======== Supplied information ========
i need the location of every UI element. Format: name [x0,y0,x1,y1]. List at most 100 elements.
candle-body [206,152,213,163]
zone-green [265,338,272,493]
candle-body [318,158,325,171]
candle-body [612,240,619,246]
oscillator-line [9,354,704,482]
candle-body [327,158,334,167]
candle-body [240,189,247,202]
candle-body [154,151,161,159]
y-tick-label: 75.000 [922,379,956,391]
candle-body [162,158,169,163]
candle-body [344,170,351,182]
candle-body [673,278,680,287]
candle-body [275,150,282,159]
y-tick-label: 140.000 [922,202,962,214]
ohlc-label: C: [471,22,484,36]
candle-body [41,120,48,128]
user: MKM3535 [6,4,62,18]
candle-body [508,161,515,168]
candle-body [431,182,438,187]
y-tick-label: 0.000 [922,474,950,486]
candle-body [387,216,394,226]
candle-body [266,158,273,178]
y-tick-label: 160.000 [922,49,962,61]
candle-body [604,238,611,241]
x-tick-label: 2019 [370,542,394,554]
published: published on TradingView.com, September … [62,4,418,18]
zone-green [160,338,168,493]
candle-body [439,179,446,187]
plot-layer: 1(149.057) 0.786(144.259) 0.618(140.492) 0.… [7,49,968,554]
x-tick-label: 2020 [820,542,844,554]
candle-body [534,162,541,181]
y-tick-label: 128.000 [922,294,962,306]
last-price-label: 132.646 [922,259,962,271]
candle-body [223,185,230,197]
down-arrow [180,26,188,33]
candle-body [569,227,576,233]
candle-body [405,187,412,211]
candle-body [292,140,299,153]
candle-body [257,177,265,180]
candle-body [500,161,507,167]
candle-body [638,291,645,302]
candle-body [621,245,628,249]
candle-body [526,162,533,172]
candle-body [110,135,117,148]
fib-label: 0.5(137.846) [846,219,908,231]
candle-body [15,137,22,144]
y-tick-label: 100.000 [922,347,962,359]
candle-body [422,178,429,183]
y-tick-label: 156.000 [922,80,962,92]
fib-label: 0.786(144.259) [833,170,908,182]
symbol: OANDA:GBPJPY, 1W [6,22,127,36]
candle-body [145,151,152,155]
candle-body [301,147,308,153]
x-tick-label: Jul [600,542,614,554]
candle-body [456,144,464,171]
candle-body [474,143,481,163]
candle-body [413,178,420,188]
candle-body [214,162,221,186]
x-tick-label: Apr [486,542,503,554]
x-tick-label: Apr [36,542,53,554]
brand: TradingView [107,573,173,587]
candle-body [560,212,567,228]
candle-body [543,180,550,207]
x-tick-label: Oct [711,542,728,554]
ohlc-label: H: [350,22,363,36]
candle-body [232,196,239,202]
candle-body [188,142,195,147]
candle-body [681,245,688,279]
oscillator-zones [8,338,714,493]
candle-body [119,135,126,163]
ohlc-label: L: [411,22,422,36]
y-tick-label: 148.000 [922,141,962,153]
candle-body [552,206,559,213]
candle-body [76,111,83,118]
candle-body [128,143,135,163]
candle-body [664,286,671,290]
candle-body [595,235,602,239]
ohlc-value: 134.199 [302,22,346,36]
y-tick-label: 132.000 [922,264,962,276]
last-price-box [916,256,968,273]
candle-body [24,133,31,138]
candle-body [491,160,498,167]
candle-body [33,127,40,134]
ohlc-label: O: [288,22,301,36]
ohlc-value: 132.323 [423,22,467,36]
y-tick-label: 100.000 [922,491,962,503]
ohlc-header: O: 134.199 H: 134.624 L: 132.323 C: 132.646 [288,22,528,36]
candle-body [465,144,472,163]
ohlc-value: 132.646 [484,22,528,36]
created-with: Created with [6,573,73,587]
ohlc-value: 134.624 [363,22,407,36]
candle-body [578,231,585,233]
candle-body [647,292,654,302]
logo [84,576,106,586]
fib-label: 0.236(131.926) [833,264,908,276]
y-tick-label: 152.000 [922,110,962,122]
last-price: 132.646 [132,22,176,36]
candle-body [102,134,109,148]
========
__What the task asks__. Copy out the records above, substituting "candlestick" for "candle-body" everywhere it appears and leaving every other character as it is.

__Exercise output__.
i need the location of every UI element. Format: name [x0,y0,x1,y1]. List at most 100 elements.
candlestick [206,152,213,163]
zone-green [265,338,272,493]
candlestick [318,158,325,171]
candlestick [612,240,619,246]
oscillator-line [9,354,704,482]
candlestick [327,158,334,167]
candlestick [240,189,247,202]
candlestick [154,151,161,159]
y-tick-label: 75.000 [922,379,956,391]
candlestick [162,158,169,163]
candlestick [344,170,351,182]
candlestick [673,278,680,287]
candlestick [275,150,282,159]
y-tick-label: 140.000 [922,202,962,214]
ohlc-label: C: [471,22,484,36]
candlestick [41,120,48,128]
user: MKM3535 [6,4,62,18]
candlestick [508,161,515,168]
candlestick [431,182,438,187]
y-tick-label: 0.000 [922,474,950,486]
candlestick [387,216,394,226]
candlestick [266,158,273,178]
y-tick-label: 160.000 [922,49,962,61]
candlestick [604,238,611,241]
x-tick-label: 2019 [370,542,394,554]
published: published on TradingView.com, September … [62,4,418,18]
zone-green [160,338,168,493]
candlestick [439,179,446,187]
plot-layer: 1(149.057) 0.786(144.259) 0.618(140.492) 0.… [7,49,968,554]
x-tick-label: 2020 [820,542,844,554]
candlestick [534,162,541,181]
y-tick-label: 128.000 [922,294,962,306]
last-price-label: 132.646 [922,259,962,271]
candlestick [223,185,230,197]
down-arrow [180,26,188,33]
candlestick [569,227,576,233]
candlestick [405,187,412,211]
candlestick [292,140,299,153]
candlestick [257,177,265,180]
candlestick [500,161,507,167]
candlestick [638,291,645,302]
candlestick [621,245,628,249]
candlestick [526,162,533,172]
candlestick [110,135,117,148]
fib-label: 0.5(137.846) [846,219,908,231]
candlestick [15,137,22,144]
y-tick-label: 100.000 [922,347,962,359]
candlestick [422,178,429,183]
y-tick-label: 156.000 [922,80,962,92]
fib-label: 0.786(144.259) [833,170,908,182]
symbol: OANDA:GBPJPY, 1W [6,22,127,36]
candlestick [145,151,152,155]
candlestick [301,147,308,153]
x-tick-label: Jul [600,542,614,554]
candlestick [456,144,464,171]
candlestick [474,143,481,163]
candlestick [413,178,420,188]
candlestick [214,162,221,186]
x-tick-label: Apr [486,542,503,554]
x-tick-label: Apr [36,542,53,554]
brand: TradingView [107,573,173,587]
candlestick [560,212,567,228]
candlestick [543,180,550,207]
x-tick-label: Oct [711,542,728,554]
ohlc-label: H: [350,22,363,36]
candlestick [232,196,239,202]
candlestick [188,142,195,147]
candlestick [681,245,688,279]
oscillator-zones [8,338,714,493]
candlestick [119,135,126,163]
ohlc-label: L: [411,22,422,36]
y-tick-label: 148.000 [922,141,962,153]
candlestick [552,206,559,213]
candlestick [76,111,83,118]
candlestick [128,143,135,163]
candlestick [664,286,671,290]
candlestick [595,235,602,239]
ohlc-value: 134.199 [302,22,346,36]
y-tick-label: 132.000 [922,264,962,276]
last-price-box [916,256,968,273]
candlestick [24,133,31,138]
candlestick [491,160,498,167]
candlestick [33,127,40,134]
ohlc-label: O: [288,22,301,36]
ohlc-value: 132.323 [423,22,467,36]
y-tick-label: 100.000 [922,491,962,503]
ohlc-header: O: 134.199 H: 134.624 L: 132.323 C: 132.646 [288,22,528,36]
candlestick [465,144,472,163]
ohlc-value: 132.646 [484,22,528,36]
created-with: Created with [6,573,73,587]
ohlc-value: 134.624 [363,22,407,36]
candlestick [578,231,585,233]
candlestick [647,292,654,302]
logo [84,576,106,586]
fib-label: 0.236(131.926) [833,264,908,276]
y-tick-label: 152.000 [922,110,962,122]
last-price: 132.646 [132,22,176,36]
candlestick [102,134,109,148]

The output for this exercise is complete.